>> START

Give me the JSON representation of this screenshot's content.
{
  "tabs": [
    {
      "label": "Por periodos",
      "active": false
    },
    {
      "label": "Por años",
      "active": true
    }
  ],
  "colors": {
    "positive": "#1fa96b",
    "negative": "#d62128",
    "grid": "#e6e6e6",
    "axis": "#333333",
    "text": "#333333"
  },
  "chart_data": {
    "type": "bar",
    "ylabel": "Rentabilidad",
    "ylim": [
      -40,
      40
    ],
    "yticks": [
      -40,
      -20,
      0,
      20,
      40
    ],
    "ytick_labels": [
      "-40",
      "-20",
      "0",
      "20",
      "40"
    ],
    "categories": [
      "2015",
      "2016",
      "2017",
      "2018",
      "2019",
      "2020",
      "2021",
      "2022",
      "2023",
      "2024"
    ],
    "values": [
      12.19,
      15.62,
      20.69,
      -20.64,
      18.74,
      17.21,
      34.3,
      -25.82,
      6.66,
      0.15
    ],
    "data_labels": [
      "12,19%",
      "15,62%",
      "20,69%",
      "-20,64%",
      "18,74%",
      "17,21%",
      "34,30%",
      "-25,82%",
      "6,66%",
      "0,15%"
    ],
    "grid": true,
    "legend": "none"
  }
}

>> END

DIRECTION: All records above must be set down exactly, please.

SOLUTION FOR THIS TASK:
Give me the JSON representation of this screenshot's content.
{
  "tabs": [
    {
      "label": "Por periodos",
      "active": false
    },
    {
      "label": "Por años",
      "active": true
    }
  ],
  "colors": {
    "positive": "#1fa96b",
    "negative": "#d62128",
    "grid": "#e6e6e6",
    "axis": "#333333",
    "text": "#333333"
  },
  "chart_data": {
    "type": "bar",
    "ylabel": "Rentabilidad",
    "ylim": [
      -40,
      40
    ],
    "yticks": [
      -40,
      -20,
      0,
      20,
      40
    ],
    "ytick_labels": [
      "-40",
      "-20",
      "0",
      "20",
      "40"
    ],
    "categories": [
      "2015",
      "2016",
      "2017",
      "2018",
      "2019",
      "2020",
      "2021",
      "2022",
      "2023",
      "2024"
    ],
    "values": [
      12.19,
      15.62,
      20.69,
      -20.64,
      18.74,
      17.21,
      34.3,
      -25.82,
      6.66,
      0.15
    ],
    "data_labels": [
      "12,19%",
      "15,62%",
      "20,69%",
      "-20,64%",
      "18,74%",
      "17,21%",
      "34,30%",
      "-25,82%",
      "6,66%",
      "0,15%"
    ],
    "grid": true,
    "legend": "none"
  }
}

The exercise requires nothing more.